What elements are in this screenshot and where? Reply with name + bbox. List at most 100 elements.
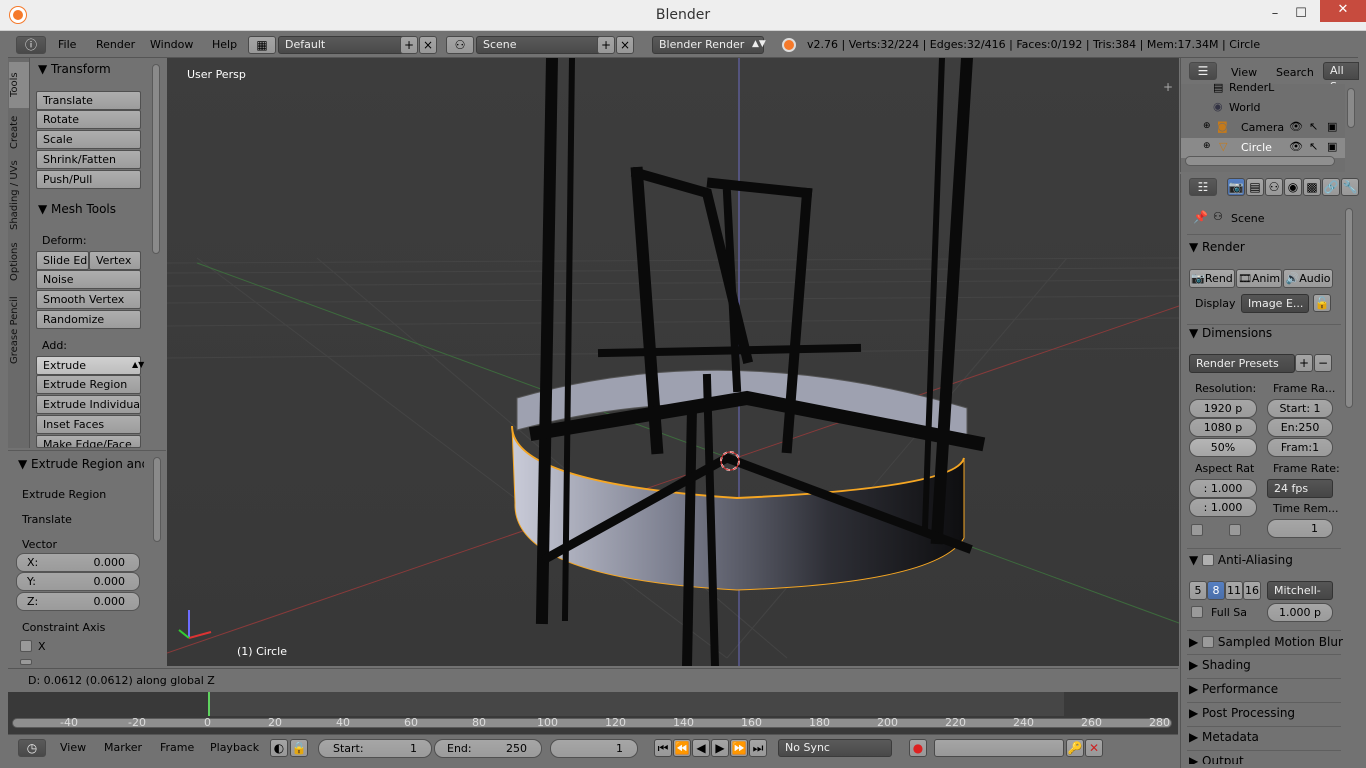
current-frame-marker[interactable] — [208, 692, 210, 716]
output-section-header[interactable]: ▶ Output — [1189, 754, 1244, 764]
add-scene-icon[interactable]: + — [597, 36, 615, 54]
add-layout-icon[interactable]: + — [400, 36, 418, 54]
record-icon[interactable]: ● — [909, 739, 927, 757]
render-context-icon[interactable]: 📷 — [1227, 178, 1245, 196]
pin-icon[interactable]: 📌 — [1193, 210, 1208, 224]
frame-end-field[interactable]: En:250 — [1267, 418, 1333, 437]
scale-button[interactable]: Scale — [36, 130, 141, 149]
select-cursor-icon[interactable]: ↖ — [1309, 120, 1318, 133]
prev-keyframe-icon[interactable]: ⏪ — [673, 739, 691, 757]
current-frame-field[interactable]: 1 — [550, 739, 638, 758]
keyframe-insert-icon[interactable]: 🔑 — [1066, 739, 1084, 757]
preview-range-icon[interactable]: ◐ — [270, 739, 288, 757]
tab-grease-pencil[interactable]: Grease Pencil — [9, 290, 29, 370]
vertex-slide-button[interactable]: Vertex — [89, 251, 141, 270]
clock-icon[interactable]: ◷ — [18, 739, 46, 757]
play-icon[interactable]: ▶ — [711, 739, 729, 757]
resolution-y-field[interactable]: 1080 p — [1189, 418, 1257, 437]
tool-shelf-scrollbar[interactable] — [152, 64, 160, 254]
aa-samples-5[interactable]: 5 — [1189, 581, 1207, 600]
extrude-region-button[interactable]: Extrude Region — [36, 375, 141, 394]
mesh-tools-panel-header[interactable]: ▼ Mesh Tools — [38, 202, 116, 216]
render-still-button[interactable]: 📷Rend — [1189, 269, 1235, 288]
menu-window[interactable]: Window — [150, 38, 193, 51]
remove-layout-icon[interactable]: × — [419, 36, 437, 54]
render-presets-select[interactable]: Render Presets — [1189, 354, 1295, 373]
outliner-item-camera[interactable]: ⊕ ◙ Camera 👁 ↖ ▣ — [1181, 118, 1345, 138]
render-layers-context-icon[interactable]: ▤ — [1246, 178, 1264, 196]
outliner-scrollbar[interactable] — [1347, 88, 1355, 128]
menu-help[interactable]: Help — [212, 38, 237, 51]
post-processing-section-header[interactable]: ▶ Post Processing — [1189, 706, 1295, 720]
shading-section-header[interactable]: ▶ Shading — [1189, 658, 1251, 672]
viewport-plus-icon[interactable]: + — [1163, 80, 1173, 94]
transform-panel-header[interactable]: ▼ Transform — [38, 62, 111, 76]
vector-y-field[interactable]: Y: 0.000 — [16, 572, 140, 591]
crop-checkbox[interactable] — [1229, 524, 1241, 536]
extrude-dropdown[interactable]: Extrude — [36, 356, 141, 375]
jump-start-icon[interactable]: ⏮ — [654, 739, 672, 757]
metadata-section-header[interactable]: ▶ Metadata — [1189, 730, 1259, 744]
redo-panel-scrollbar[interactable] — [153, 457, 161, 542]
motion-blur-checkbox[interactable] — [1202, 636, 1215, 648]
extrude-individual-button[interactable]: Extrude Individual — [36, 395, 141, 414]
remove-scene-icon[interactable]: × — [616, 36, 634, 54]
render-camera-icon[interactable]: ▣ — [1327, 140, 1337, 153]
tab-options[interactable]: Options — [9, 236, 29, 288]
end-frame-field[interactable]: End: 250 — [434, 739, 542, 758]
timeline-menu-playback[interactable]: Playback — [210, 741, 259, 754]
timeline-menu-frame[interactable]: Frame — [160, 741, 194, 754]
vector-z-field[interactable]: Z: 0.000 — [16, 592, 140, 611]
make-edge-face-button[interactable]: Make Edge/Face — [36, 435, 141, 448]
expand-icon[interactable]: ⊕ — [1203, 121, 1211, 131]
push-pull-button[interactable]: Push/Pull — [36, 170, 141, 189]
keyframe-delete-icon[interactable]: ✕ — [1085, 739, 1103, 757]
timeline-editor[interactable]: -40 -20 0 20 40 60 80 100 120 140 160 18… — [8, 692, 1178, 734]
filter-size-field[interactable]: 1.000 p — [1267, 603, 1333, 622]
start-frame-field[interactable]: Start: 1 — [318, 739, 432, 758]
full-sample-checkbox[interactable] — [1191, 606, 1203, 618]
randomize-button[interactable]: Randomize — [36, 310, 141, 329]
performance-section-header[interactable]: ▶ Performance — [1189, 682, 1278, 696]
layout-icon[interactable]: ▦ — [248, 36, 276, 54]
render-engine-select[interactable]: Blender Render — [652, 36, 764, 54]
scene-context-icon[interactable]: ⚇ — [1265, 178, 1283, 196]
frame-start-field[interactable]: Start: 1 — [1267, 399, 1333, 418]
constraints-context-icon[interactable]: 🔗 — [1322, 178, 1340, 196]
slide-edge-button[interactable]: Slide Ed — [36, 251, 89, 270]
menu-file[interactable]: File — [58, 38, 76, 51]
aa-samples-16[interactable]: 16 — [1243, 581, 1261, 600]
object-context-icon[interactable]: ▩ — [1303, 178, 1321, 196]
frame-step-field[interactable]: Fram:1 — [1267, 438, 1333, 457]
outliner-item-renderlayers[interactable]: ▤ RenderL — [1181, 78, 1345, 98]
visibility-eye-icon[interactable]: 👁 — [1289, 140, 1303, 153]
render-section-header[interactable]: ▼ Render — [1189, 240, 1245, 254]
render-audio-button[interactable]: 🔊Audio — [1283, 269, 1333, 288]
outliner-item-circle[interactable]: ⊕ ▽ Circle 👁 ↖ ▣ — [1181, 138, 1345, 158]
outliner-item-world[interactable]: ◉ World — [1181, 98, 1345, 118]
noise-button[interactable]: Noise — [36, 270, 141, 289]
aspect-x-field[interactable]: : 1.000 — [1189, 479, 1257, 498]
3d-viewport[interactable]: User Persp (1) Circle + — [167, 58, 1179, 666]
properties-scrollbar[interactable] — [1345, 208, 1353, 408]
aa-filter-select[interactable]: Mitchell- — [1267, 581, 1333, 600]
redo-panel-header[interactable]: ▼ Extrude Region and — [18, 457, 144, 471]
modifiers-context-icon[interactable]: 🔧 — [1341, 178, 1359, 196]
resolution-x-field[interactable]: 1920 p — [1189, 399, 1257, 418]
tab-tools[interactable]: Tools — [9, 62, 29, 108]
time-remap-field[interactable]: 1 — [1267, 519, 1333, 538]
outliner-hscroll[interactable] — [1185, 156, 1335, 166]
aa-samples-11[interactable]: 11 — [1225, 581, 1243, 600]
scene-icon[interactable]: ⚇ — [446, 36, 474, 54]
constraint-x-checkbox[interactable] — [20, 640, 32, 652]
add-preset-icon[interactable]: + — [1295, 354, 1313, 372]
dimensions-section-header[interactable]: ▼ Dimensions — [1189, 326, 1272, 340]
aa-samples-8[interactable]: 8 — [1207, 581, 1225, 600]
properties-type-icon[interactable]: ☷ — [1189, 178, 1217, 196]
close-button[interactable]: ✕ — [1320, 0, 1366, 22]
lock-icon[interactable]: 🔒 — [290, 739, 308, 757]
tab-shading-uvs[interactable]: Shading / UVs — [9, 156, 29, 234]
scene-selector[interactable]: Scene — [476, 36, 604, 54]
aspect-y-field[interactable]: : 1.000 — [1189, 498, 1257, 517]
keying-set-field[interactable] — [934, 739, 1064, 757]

==

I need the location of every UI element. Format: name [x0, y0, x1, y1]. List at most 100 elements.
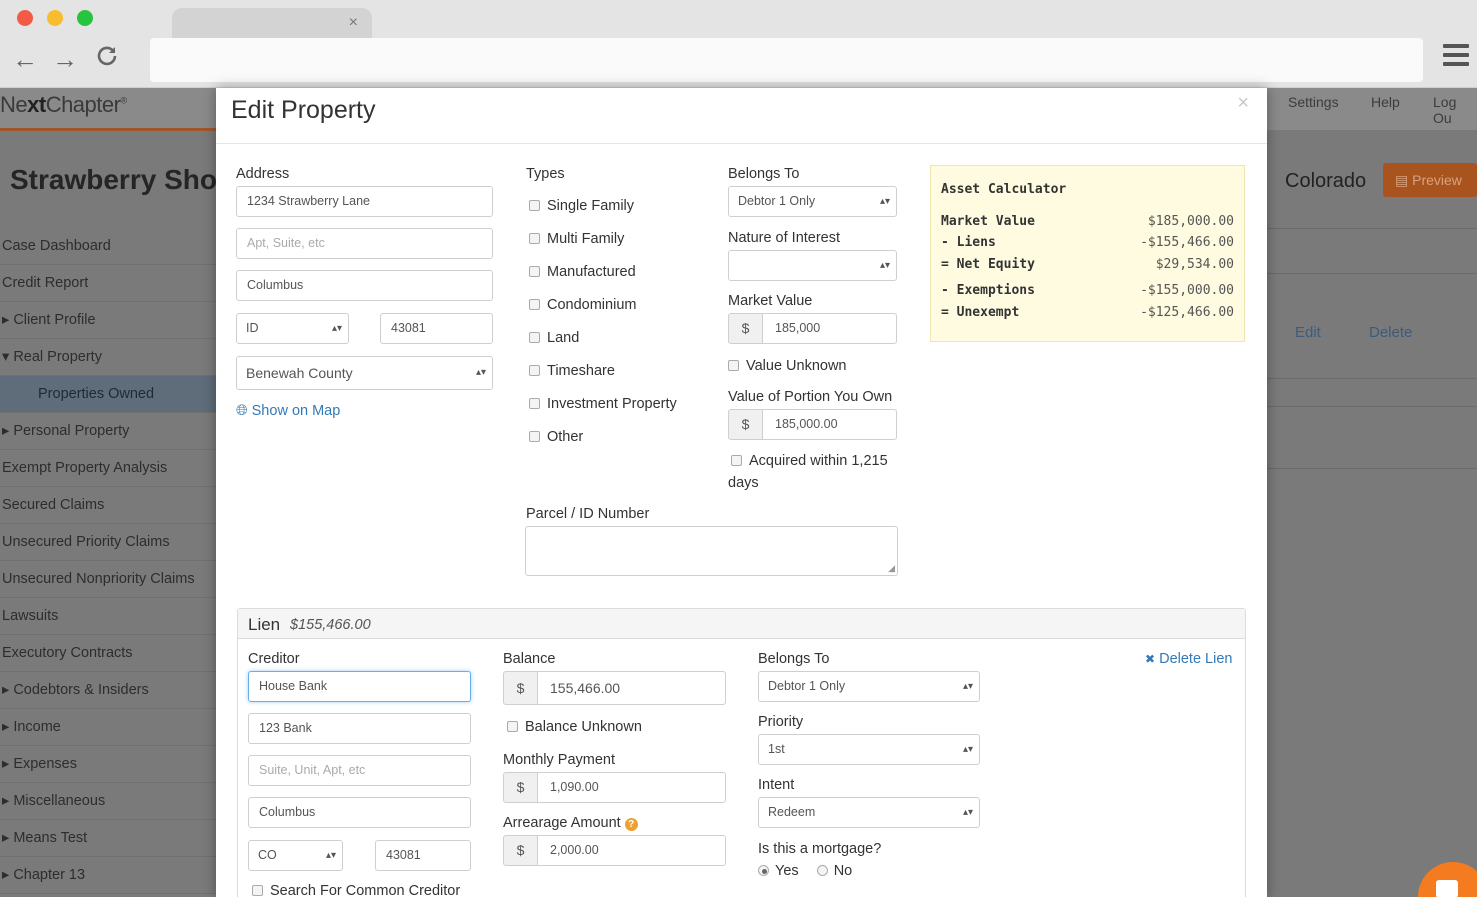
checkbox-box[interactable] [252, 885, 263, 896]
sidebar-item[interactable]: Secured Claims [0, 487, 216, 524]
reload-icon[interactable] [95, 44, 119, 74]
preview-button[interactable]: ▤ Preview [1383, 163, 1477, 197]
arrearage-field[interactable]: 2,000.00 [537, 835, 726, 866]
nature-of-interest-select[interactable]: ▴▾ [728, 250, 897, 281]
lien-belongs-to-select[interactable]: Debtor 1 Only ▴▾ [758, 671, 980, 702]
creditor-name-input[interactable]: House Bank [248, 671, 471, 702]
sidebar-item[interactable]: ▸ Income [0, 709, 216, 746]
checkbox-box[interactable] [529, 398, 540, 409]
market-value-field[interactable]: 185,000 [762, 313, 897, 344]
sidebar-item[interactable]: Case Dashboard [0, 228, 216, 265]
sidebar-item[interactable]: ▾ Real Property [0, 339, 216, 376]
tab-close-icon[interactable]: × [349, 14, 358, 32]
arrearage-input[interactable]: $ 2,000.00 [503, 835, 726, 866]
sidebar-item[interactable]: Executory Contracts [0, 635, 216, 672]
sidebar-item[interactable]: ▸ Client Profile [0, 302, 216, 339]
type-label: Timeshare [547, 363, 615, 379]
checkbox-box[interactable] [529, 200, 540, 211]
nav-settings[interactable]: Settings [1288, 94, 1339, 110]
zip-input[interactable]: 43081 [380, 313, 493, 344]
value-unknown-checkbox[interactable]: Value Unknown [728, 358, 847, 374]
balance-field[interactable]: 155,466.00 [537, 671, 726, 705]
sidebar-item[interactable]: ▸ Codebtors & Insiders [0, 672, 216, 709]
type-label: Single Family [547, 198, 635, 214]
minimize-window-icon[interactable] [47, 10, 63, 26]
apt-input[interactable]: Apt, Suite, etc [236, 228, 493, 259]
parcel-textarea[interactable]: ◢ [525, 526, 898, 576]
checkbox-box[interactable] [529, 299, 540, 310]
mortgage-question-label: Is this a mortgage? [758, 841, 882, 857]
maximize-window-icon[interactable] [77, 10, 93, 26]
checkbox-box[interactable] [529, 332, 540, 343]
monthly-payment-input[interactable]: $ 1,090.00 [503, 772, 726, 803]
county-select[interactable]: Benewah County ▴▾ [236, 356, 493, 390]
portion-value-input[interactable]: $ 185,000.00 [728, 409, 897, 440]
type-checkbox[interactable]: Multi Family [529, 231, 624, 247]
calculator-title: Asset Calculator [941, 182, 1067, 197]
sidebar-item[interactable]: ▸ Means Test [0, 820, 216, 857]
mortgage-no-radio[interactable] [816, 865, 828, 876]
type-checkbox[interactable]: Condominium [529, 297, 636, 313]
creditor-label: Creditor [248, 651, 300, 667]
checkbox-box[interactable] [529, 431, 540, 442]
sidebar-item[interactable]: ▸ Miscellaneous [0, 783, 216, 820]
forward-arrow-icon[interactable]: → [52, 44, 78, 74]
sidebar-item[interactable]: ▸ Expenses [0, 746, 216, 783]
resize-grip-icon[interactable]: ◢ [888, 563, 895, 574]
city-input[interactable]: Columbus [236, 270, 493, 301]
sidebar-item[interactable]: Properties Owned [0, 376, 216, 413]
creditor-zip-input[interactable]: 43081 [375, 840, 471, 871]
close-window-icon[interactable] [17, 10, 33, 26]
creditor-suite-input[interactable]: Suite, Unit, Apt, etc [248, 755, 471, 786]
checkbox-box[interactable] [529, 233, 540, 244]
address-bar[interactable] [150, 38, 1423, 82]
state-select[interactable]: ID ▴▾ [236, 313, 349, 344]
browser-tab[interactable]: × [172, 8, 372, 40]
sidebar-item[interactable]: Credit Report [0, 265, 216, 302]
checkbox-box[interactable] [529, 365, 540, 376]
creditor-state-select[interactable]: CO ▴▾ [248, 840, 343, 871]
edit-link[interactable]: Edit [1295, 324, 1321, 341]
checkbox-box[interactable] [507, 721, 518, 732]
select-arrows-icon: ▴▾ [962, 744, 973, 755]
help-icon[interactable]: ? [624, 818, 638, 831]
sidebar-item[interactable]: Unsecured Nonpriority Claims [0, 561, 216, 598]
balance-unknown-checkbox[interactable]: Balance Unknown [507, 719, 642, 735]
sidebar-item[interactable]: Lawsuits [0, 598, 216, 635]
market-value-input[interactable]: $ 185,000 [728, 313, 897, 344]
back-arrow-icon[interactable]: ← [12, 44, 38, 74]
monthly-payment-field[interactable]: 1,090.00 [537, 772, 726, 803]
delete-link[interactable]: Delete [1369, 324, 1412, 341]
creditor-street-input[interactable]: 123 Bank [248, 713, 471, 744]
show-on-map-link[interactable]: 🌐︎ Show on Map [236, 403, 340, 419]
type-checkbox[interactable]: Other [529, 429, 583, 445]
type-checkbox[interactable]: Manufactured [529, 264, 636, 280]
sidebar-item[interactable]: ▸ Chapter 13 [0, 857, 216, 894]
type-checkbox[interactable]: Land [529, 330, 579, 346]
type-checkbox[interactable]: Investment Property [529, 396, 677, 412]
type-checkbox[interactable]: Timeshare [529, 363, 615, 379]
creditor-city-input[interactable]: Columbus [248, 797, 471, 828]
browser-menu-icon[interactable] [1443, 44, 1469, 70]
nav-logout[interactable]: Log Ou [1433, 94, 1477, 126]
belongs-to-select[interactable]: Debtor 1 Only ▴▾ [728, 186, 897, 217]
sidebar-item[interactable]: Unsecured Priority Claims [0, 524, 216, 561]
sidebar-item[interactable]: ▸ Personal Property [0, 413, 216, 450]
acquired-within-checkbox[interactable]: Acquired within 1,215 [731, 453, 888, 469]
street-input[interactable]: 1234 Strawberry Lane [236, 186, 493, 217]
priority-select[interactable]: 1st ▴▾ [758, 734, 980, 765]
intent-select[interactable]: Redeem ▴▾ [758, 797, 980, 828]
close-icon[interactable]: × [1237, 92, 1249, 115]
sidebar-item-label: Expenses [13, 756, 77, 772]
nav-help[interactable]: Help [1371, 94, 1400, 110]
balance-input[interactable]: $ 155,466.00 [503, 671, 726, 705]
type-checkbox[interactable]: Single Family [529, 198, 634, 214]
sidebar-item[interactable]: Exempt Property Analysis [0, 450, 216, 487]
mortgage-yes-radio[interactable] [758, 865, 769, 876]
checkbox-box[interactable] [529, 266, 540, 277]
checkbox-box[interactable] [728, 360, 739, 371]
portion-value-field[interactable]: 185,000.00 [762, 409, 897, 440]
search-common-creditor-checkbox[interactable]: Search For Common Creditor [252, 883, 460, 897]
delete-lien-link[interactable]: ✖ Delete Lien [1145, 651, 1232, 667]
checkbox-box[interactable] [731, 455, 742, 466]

* * *

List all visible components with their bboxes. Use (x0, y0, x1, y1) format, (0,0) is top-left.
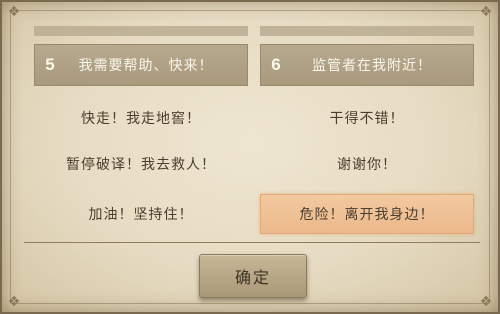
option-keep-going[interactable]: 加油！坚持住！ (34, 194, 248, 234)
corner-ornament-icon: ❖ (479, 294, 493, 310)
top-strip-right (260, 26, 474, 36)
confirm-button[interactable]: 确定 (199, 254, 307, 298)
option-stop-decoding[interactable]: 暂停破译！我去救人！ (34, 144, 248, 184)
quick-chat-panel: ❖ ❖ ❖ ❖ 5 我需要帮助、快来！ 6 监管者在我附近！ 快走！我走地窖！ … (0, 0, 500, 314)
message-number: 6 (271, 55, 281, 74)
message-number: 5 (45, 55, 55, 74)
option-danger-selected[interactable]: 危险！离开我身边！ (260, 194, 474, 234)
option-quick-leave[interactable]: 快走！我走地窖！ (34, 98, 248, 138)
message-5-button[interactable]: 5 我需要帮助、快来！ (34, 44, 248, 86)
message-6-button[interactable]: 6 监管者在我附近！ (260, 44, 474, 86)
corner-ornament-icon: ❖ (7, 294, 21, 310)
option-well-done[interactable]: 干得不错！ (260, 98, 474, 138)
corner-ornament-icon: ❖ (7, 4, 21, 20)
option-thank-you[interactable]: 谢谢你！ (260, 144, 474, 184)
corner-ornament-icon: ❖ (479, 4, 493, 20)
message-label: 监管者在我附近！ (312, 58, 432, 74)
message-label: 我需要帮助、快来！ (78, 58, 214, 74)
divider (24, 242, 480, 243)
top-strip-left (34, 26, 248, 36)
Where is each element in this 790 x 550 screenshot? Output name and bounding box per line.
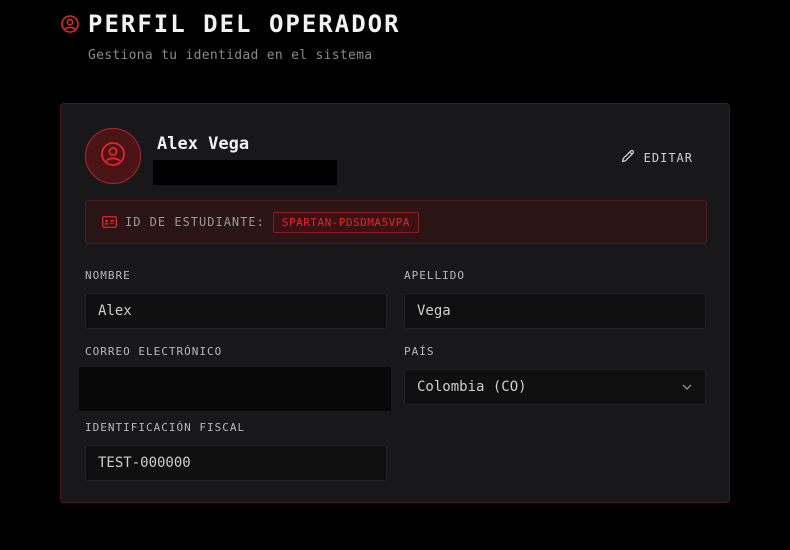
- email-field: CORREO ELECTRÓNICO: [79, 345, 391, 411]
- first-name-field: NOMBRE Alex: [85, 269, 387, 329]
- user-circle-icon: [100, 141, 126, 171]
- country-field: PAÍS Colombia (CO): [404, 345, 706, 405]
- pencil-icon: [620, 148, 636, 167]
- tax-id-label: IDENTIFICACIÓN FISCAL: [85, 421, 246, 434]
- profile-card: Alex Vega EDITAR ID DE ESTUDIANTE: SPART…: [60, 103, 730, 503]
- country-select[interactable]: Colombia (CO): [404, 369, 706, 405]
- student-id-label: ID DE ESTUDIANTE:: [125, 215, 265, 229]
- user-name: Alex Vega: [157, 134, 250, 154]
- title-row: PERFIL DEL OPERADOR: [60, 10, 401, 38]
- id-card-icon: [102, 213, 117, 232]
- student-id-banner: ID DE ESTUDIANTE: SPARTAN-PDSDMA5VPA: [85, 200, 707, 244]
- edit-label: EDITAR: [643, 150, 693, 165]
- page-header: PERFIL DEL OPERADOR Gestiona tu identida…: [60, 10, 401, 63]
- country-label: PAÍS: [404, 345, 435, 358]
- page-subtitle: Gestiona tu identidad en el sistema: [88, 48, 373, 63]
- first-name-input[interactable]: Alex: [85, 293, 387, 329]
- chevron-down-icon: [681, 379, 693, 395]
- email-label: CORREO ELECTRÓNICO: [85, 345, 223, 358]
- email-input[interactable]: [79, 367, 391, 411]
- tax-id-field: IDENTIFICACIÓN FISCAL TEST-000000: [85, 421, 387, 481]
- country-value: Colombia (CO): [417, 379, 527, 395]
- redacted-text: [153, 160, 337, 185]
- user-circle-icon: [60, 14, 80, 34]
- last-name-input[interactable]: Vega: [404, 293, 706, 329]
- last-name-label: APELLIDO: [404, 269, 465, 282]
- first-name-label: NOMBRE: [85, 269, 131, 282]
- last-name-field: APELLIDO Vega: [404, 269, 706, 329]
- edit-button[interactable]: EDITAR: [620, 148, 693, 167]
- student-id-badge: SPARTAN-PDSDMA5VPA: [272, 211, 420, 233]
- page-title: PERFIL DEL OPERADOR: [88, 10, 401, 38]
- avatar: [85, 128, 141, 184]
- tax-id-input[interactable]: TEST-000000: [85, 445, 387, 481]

◆ What this task involves ◆
Copy everything in the material from the line that contains "- email-field: CORREO" down to the line that contains "- chevron-down-icon: [681, 379, 693, 395]", both of those lines included.

◆ Task result ◆
- email-field: CORREO ELECTRÓNICO: [79, 345, 391, 411]
- first-name-field: NOMBRE Alex: [85, 269, 387, 329]
- user-circle-icon: [100, 141, 126, 171]
- country-field: PAÍS Colombia (CO): [404, 345, 706, 405]
- pencil-icon: [620, 148, 636, 167]
- tax-id-label: IDENTIFICACIÓN FISCAL: [85, 421, 246, 434]
- profile-card: Alex Vega EDITAR ID DE ESTUDIANTE: SPART…: [60, 103, 730, 503]
- country-select[interactable]: Colombia (CO): [404, 369, 706, 405]
- student-id-label: ID DE ESTUDIANTE:: [125, 215, 265, 229]
- user-name: Alex Vega: [157, 134, 250, 154]
- title-row: PERFIL DEL OPERADOR: [60, 10, 401, 38]
- id-card-icon: [102, 213, 117, 232]
- student-id-banner: ID DE ESTUDIANTE: SPARTAN-PDSDMA5VPA: [85, 200, 707, 244]
- edit-label: EDITAR: [643, 150, 693, 165]
- page-header: PERFIL DEL OPERADOR Gestiona tu identida…: [60, 10, 401, 63]
- country-label: PAÍS: [404, 345, 435, 358]
- page-subtitle: Gestiona tu identidad en el sistema: [88, 48, 373, 63]
- first-name-input[interactable]: Alex: [85, 293, 387, 329]
- chevron-down-icon: [681, 379, 693, 395]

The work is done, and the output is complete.